[Dataset records]
(begin)

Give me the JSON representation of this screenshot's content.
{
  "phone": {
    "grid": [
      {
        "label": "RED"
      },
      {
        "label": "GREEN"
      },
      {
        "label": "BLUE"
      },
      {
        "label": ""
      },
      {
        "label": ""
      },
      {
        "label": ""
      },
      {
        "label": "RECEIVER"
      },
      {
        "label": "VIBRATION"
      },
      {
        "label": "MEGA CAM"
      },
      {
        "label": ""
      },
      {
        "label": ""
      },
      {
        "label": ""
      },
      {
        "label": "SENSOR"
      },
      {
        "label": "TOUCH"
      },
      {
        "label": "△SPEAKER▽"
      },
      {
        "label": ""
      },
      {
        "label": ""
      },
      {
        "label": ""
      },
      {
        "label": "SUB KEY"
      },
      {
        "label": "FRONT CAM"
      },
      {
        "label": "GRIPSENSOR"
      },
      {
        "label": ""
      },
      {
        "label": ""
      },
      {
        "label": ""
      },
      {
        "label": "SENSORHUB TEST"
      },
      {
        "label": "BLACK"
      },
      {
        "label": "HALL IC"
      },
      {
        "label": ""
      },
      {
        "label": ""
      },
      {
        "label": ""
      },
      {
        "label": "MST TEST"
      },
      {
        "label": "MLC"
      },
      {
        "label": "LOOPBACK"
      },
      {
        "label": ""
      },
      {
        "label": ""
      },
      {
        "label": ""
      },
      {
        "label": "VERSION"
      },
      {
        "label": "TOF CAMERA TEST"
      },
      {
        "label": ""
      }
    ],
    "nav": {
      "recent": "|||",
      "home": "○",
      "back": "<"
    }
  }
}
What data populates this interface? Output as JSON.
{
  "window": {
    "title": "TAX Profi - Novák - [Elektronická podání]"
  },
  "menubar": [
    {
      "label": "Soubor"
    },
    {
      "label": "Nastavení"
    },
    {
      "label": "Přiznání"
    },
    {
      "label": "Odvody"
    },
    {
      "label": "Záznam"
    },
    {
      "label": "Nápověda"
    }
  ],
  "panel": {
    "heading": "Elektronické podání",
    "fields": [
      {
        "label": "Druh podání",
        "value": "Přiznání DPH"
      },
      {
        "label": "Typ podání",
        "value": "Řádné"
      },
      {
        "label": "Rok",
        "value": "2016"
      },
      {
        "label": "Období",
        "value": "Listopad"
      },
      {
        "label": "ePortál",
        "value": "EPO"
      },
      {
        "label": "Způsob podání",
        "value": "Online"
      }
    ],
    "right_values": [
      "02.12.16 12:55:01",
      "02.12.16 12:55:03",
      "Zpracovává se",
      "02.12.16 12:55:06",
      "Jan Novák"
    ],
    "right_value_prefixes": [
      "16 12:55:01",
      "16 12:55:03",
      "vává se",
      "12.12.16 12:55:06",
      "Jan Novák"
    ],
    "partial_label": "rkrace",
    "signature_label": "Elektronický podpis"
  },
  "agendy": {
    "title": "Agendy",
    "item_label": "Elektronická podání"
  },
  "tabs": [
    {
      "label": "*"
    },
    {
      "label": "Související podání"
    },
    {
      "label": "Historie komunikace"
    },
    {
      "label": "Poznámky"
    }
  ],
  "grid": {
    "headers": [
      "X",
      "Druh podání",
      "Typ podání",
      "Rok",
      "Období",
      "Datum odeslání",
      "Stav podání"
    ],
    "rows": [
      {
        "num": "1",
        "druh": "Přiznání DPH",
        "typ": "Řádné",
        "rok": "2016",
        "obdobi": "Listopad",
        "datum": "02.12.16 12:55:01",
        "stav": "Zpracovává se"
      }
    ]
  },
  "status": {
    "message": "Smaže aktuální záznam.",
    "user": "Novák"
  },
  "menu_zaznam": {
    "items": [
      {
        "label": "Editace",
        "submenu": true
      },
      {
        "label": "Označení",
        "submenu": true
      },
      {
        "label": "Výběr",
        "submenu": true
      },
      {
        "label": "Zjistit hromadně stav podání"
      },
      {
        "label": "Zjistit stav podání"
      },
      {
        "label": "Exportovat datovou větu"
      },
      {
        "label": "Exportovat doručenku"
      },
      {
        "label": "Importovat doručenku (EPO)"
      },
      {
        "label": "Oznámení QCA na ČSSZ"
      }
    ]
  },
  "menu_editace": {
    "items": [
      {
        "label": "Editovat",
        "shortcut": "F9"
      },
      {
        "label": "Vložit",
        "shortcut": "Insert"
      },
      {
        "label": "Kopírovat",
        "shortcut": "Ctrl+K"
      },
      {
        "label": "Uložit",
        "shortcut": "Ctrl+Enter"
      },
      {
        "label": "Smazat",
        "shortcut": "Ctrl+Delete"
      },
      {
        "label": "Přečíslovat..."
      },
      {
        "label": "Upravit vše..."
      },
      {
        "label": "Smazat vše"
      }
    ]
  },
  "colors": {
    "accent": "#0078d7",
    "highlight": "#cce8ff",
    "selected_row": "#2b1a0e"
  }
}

(end)

Write out the whole listing again. Match it word for word.

Give me the JSON representation of this screenshot's content.
{
  "phone": {
    "grid": [
      {
        "label": "RED"
      },
      {
        "label": "GREEN"
      },
      {
        "label": "BLUE"
      },
      {
        "label": ""
      },
      {
        "label": ""
      },
      {
        "label": ""
      },
      {
        "label": "RECEIVER"
      },
      {
        "label": "VIBRATION"
      },
      {
        "label": "MEGA CAM"
      },
      {
        "label": ""
      },
      {
        "label": ""
      },
      {
        "label": ""
      },
      {
        "label": "SENSOR"
      },
      {
        "label": "TOUCH"
      },
      {
        "label": "△SPEAKER▽"
      },
      {
        "label": ""
      },
      {
        "label": ""
      },
      {
        "label": ""
      },
      {
        "label": "SUB KEY"
      },
      {
        "label": "FRONT CAM"
      },
      {
        "label": "GRIPSENSOR"
      },
      {
        "label": ""
      },
      {
        "label": ""
      },
      {
        "label": ""
      },
      {
        "label": "SENSORHUB TEST"
      },
      {
        "label": "BLACK"
      },
      {
        "label": "HALL IC"
      },
      {
        "label": ""
      },
      {
        "label": ""
      },
      {
        "label": ""
      },
      {
        "label": "MST TEST"
      },
      {
        "label": "MLC"
      },
      {
        "label": "LOOPBACK"
      },
      {
        "label": ""
      },
      {
        "label": ""
      },
      {
        "label": ""
      },
      {
        "label": "VERSION"
      },
      {
        "label": "TOF CAMERA TEST"
      },
      {
        "label": ""
      }
    ],
    "nav": {
      "recent": "|||",
      "home": "○",
      "back": "<"
    }
  }
}
What data populates this interface? Output as JSON.
{
  "window": {
    "title": "TAX Profi - Novák - [Elektronická podání]"
  },
  "menubar": [
    {
      "label": "Soubor"
    },
    {
      "label": "Nastavení"
    },
    {
      "label": "Přiznání"
    },
    {
      "label": "Odvody"
    },
    {
      "label": "Záznam"
    },
    {
      "label": "Nápověda"
    }
  ],
  "panel": {
    "heading": "Elektronické podání",
    "fields": [
      {
        "label": "Druh podání",
        "value": "Přiznání DPH"
      },
      {
        "label": "Typ podání",
        "value": "Řádné"
      },
      {
        "label": "Rok",
        "value": "2016"
      },
      {
        "label": "Období",
        "value": "Listopad"
      },
      {
        "label": "ePortál",
        "value": "EPO"
      },
      {
        "label": "Způsob podání",
        "value": "Online"
      }
    ],
    "right_values": [
      "02.12.16 12:55:01",
      "02.12.16 12:55:03",
      "Zpracovává se",
      "02.12.16 12:55:06",
      "Jan Novák"
    ],
    "right_value_prefixes": [
      "16 12:55:01",
      "16 12:55:03",
      "vává se",
      "12.12.16 12:55:06",
      "Jan Novák"
    ],
    "partial_label": "rkrace",
    "signature_label": "Elektronický podpis"
  },
  "agendy": {
    "title": "Agendy",
    "item_label": "Elektronická podání"
  },
  "tabs": [
    {
      "label": "*"
    },
    {
      "label": "Související podání"
    },
    {
      "label": "Historie komunikace"
    },
    {
      "label": "Poznámky"
    }
  ],
  "grid": {
    "headers": [
      "X",
      "Druh podání",
      "Typ podání",
      "Rok",
      "Období",
      "Datum odeslání",
      "Stav podání"
    ],
    "rows": [
      {
        "num": "1",
        "druh": "Přiznání DPH",
        "typ": "Řádné",
        "rok": "2016",
        "obdobi": "Listopad",
        "datum": "02.12.16 12:55:01",
        "stav": "Zpracovává se"
      }
    ]
  },
  "status": {
    "message": "Smaže aktuální záznam.",
    "user": "Novák"
  },
  "menu_zaznam": {
    "items": [
      {
        "label": "Editace",
        "submenu": true
      },
      {
        "label": "Označení",
        "submenu": true
      },
      {
        "label": "Výběr",
        "submenu": true
      },
      {
        "label": "Zjistit hromadně stav podání"
      },
      {
        "label": "Zjistit stav podání"
      },
      {
        "label": "Exportovat datovou větu"
      },
      {
        "label": "Exportovat doručenku"
      },
      {
        "label": "Importovat doručenku (EPO)"
      },
      {
        "label": "Oznámení QCA na ČSSZ"
      }
    ]
  },
  "menu_editace": {
    "items": [
      {
        "label": "Editovat",
        "shortcut": "F9"
      },
      {
        "label": "Vložit",
        "shortcut": "Insert"
      },
      {
        "label": "Kopírovat",
        "shortcut": "Ctrl+K"
      },
      {
        "label": "Uložit",
        "shortcut": "Ctrl+Enter"
      },
      {
        "label": "Smazat",
        "shortcut": "Ctrl+Delete"
      },
      {
        "label": "Přečíslovat..."
      },
      {
        "label": "Upravit vše..."
      },
      {
        "label": "Smazat vše"
      }
    ]
  },
  "colors": {
    "accent": "#0078d7",
    "highlight": "#cce8ff",
    "selected_row": "#2b1a0e"
  }
}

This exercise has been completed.